■ Request:
Work out how many lines in the entries below include the word "must". Give nothing but the number.

■ Dataset:
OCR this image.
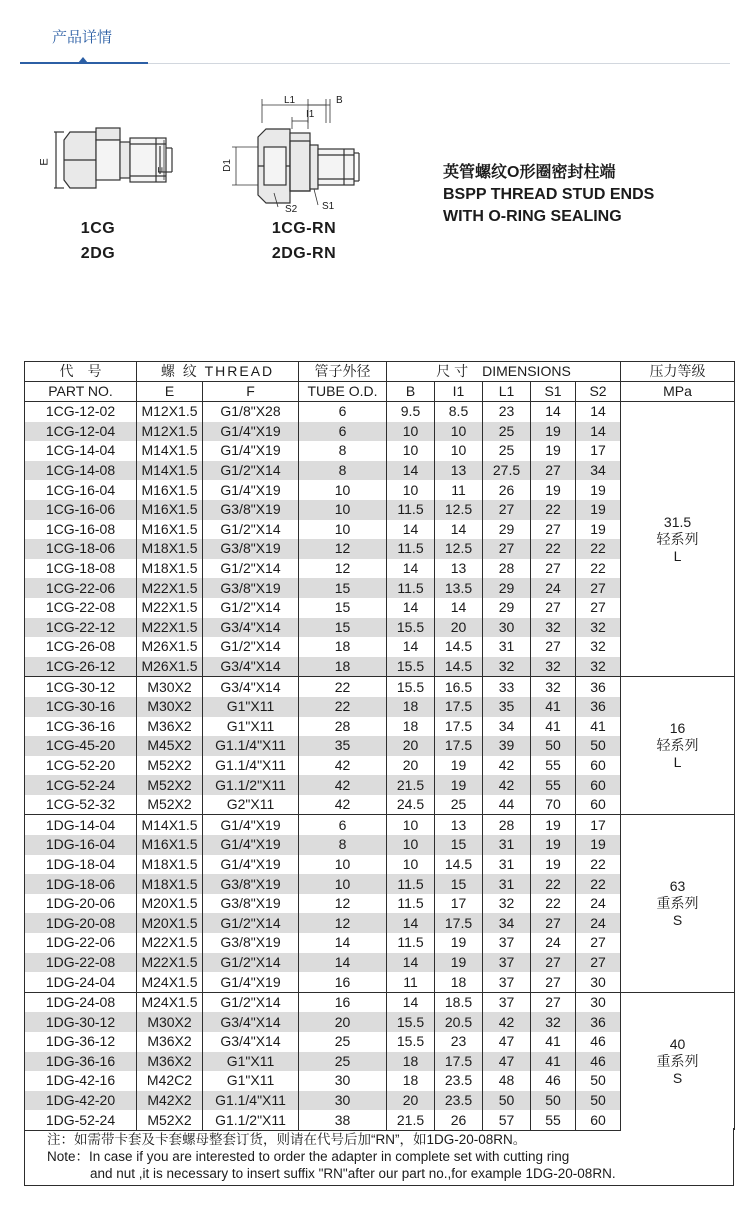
产品详情
E
F
1CG
2DG
L1	B
I1
D1
S2 S1
1CG-RN
2DG-RN
英管螺纹O形圈密封柱端
BSPP THREAD STUD ENDS
WITH O-RING SEALING
代　号	螺 纹 THREAD		管子外径	尺 寸　DIMENSIONS					压力等级
PART NO.	E	F	TUBE O.D.	B	I1	L1	S1	S2	MPa
1CG-12-02	M12X1.5	G1/8"X28	6	9.5	8.5	23	14	14	31.5
轻系列
L

1CG-12-04	M12X1.5	G1/4"X19	6	10	10	25	19	14	
1CG-14-04	M14X1.5	G1/4"X19	8	10	10	25	19	17	
1CG-14-08	M14X1.5	G1/2"X14	8	14	13	27.5	27	34	
1CG-16-04	M16X1.5	G1/4"X19	10	10	11	26	19	19	
1CG-16-06	M16X1.5	G3/8"X19	10	11.5	12.5	27	22	19	
1CG-16-08	M16X1.5	G1/2"X14	10	14	14	29	27	19	
1CG-18-06	M18X1.5	G3/8"X19	12	11.5	12.5	27	22	22	
1CG-18-08	M18X1.5	G1/2"X14	12	14	13	28	27	22	
1CG-22-06	M22X1.5	G3/8"X19	15	11.5	13.5	29	24	27	
1CG-22-08	M22X1.5	G1/2"X14	15	14	14	29	27	27	
1CG-22-12	M22X1.5	G3/4"X14	15	15.5	20	30	32	32	
1CG-26-08	M26X1.5	G1/2"X14	18	14	14.5	31	27	32	
1CG-26-12	M26X1.5	G3/4"X14	18	15.5	14.5	32	32	32	
1CG-30-12	M30X2	G3/4"X14	22	15.5	16.5	33	32	36	16
轻系列
L

1CG-30-16	M30X2	G1"X11	22	18	17.5	35	41	36	
1CG-36-16	M36X2	G1"X11	28	18	17.5	34	41	41	
1CG-45-20	M45X2	G1.1/4"X11	35	20	17.5	39	50	50	
1CG-52-20	M52X2	G1.1/4"X11	42	20	19	42	55	60	
1CG-52-24	M52X2	G1.1/2"X11	42	21.5	19	42	55	60	
1CG-52-32	M52X2	G2"X11	42	24.5	25	44	70	60	
1DG-14-04	M14X1.5	G1/4"X19	6	10	13	28	19	17	63
重系列
S

1DG-16-04	M16X1.5	G1/4"X19	8	10	15	31	19	19	
1DG-18-04	M18X1.5	G1/4"X19	10	10	14.5	31	19	22	
1DG-18-06	M18X1.5	G3/8"X19	10	11.5	15	31	22	22	
1DG-20-06	M20X1.5	G3/8"X19	12	11.5	17	32	22	24	
1DG-20-08	M20X1.5	G1/2"X14	12	14	17.5	34	27	24	
1DG-22-06	M22X1.5	G3/8"X19	14	11.5	19	37	24	27	
1DG-22-08	M22X1.5	G1/2"X14	14	14	19	37	27	27	
1DG-24-04	M24X1.5	G1/4"X19	16	11	18	37	27	30	
1DG-24-08	M24X1.5	G1/2"X14	16	14	18.5	37	27	30	40
重系列
S

1DG-30-12	M30X2	G3/4"X14	20	15.5	20.5	42	32	36	
1DG-36-12	M36X2	G3/4"X14	25	15.5	23	47	41	46	
1DG-36-16	M36X2	G1"X11	25	18	17.5	47	41	46	
1DG-42-16	M42C2	G1"X11	30	18	23.5	48	46	50	
1DG-42-20	M42X2	G1.1/4"X11	30	20	23.5	50	50	50	
1DG-52-24	M52X2	G1.1/2"X11	38	21.5	26	57	55	60	
注：如需带卡套及卡套螺母整套订货，则请在代号后加“RN”，如1DG-20-08RN。
Note：In case if you are interested to order the adapter in complete set with cutting ring
and nut ,it is necessary to insert suffix "RN"after our part no.,for example 1DG-20-08RN.
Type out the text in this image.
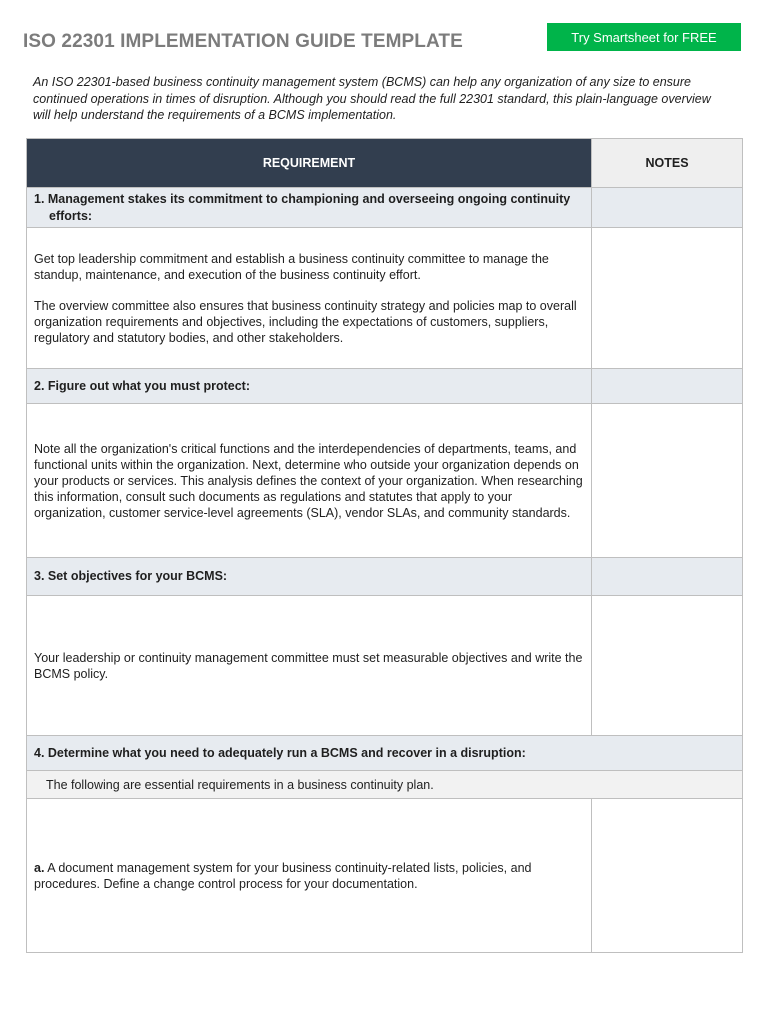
ISO 22301 IMPLEMENTATION GUIDE TEMPLATE	Try Smartsheet for FREE
An ISO 22301-based business continuity management system (BCMS) can help any organization of any size to ensure continued operations in times of disruption. Although you should read the full 22301 standard, this plain-language overview will help understand the requirements of a BCMS implementation.
REQUIREMENT	NOTES

1. Management stakes its commitment to championing and overseeing ongoing continuity efforts:	

Get top leadership commitment and establish a business continuity committee to manage the standup, maintenance, and execution of the business continuity effort.

The overview committee also ensures that business continuity strategy and policies map to overall organization requirements and objectives, including the expectations of customers, suppliers, regulatory and statutory bodies, and other stakeholders.	

2. Figure out what you must protect:	

Note all the organization's critical functions and the interdependencies of departments, teams, and functional units within the organization. Next, determine who outside your organization depends on your products or services. This analysis defines the context of your organization. When researching this information, consult such documents as regulations and statutes that apply to your organization, customer service-level agreements (SLA), vendor SLAs, and community standards.	

3. Set objectives for your BCMS:	

Your leadership or continuity management committee must set measurable objectives and write the BCMS policy.	

4. Determine what you need to adequately run a BCMS and recover in a disruption:	

The following are essential requirements in a business continuity plan.	

a. A document management system for your business continuity-related lists, policies, and procedures. Define a change control process for your documentation.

■ Solution to the problem:
2